▽

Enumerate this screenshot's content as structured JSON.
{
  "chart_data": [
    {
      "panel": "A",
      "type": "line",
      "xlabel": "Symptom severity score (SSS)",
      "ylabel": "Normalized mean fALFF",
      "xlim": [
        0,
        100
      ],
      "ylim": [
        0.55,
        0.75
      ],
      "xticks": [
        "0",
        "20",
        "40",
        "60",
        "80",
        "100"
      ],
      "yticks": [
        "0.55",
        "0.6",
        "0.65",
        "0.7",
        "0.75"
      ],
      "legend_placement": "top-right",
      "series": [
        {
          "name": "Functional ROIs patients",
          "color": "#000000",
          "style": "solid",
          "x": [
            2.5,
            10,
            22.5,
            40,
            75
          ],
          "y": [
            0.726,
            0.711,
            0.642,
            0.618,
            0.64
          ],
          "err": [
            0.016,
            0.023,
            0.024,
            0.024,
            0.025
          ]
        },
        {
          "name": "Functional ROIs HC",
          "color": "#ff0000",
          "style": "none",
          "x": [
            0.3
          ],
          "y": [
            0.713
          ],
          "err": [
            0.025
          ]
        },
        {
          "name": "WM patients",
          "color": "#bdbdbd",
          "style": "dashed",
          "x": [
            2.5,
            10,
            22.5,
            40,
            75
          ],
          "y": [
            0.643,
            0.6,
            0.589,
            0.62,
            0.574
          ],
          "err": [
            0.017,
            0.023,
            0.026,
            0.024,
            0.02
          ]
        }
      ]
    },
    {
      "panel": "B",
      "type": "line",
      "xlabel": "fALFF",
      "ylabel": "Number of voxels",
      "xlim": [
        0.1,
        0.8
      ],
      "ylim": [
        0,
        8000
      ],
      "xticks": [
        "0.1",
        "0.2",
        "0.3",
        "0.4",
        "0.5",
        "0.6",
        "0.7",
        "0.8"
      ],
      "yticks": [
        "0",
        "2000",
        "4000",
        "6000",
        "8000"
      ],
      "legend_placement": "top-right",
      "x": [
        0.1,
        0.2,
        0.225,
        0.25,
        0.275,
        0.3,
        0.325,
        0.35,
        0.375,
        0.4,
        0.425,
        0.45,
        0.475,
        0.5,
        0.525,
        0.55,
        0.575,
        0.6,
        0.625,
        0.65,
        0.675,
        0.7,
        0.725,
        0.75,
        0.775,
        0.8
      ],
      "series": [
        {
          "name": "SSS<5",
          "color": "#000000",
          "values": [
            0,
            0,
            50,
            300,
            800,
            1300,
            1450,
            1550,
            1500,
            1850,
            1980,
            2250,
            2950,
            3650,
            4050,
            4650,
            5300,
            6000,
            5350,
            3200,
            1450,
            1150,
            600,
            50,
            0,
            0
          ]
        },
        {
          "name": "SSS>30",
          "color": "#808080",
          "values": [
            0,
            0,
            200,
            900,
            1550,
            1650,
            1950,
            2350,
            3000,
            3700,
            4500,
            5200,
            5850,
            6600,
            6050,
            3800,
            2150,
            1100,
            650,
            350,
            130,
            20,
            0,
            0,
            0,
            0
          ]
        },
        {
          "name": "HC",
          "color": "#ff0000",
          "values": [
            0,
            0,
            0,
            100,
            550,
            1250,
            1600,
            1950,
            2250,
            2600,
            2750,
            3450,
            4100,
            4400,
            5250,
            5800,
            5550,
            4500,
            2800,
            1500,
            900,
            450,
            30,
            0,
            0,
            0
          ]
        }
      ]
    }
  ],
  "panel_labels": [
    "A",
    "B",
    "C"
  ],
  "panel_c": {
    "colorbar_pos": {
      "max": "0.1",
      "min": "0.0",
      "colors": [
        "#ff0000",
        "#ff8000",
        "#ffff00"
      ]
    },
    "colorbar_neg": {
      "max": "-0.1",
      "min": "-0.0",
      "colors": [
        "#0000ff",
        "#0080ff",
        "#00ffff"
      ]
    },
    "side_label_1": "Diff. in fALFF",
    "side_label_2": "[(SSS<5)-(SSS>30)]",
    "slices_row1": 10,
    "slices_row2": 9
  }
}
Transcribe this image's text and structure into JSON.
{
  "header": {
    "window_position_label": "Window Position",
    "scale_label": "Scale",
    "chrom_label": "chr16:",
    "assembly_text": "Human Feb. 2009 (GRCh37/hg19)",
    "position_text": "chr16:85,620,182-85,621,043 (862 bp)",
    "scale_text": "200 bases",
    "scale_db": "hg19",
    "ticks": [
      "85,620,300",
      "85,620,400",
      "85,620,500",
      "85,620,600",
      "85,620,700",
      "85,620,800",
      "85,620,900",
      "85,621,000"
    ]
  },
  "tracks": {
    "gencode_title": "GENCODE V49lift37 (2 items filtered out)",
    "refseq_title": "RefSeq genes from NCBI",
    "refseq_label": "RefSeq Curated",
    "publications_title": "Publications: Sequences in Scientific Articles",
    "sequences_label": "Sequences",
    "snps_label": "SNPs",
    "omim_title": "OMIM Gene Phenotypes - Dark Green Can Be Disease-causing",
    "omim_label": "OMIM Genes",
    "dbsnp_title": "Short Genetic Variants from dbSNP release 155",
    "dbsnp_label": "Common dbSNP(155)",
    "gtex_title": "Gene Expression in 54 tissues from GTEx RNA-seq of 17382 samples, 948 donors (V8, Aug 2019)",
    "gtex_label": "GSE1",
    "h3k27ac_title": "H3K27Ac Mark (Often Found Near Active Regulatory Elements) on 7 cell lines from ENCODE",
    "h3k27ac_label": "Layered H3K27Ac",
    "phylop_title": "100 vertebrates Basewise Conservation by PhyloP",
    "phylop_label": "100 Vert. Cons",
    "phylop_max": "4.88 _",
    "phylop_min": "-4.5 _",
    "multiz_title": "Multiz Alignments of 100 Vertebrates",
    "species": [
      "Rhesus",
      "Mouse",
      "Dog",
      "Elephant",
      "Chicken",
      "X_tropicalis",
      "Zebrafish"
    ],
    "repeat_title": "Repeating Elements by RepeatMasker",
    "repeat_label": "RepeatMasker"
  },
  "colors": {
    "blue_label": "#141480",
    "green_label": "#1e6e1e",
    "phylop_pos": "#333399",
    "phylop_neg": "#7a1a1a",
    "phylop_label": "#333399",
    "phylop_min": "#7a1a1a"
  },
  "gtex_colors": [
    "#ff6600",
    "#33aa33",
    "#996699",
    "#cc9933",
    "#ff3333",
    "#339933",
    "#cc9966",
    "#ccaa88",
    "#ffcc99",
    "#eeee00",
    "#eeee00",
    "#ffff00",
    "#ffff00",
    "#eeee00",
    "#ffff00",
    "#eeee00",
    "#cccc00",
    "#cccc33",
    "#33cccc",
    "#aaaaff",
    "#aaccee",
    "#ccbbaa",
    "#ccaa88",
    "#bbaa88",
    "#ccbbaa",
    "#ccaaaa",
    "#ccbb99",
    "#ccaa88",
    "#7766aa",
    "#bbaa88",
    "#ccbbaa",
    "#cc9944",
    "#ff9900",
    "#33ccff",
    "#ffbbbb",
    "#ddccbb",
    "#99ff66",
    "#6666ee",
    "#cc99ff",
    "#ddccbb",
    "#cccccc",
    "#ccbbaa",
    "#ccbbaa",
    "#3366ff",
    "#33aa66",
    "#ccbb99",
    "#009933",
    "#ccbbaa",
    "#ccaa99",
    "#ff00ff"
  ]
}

△

*Work request*: Count the lines in the listing above that include the word "OMIM". Reply with the number only.

*Completed exercise*: 2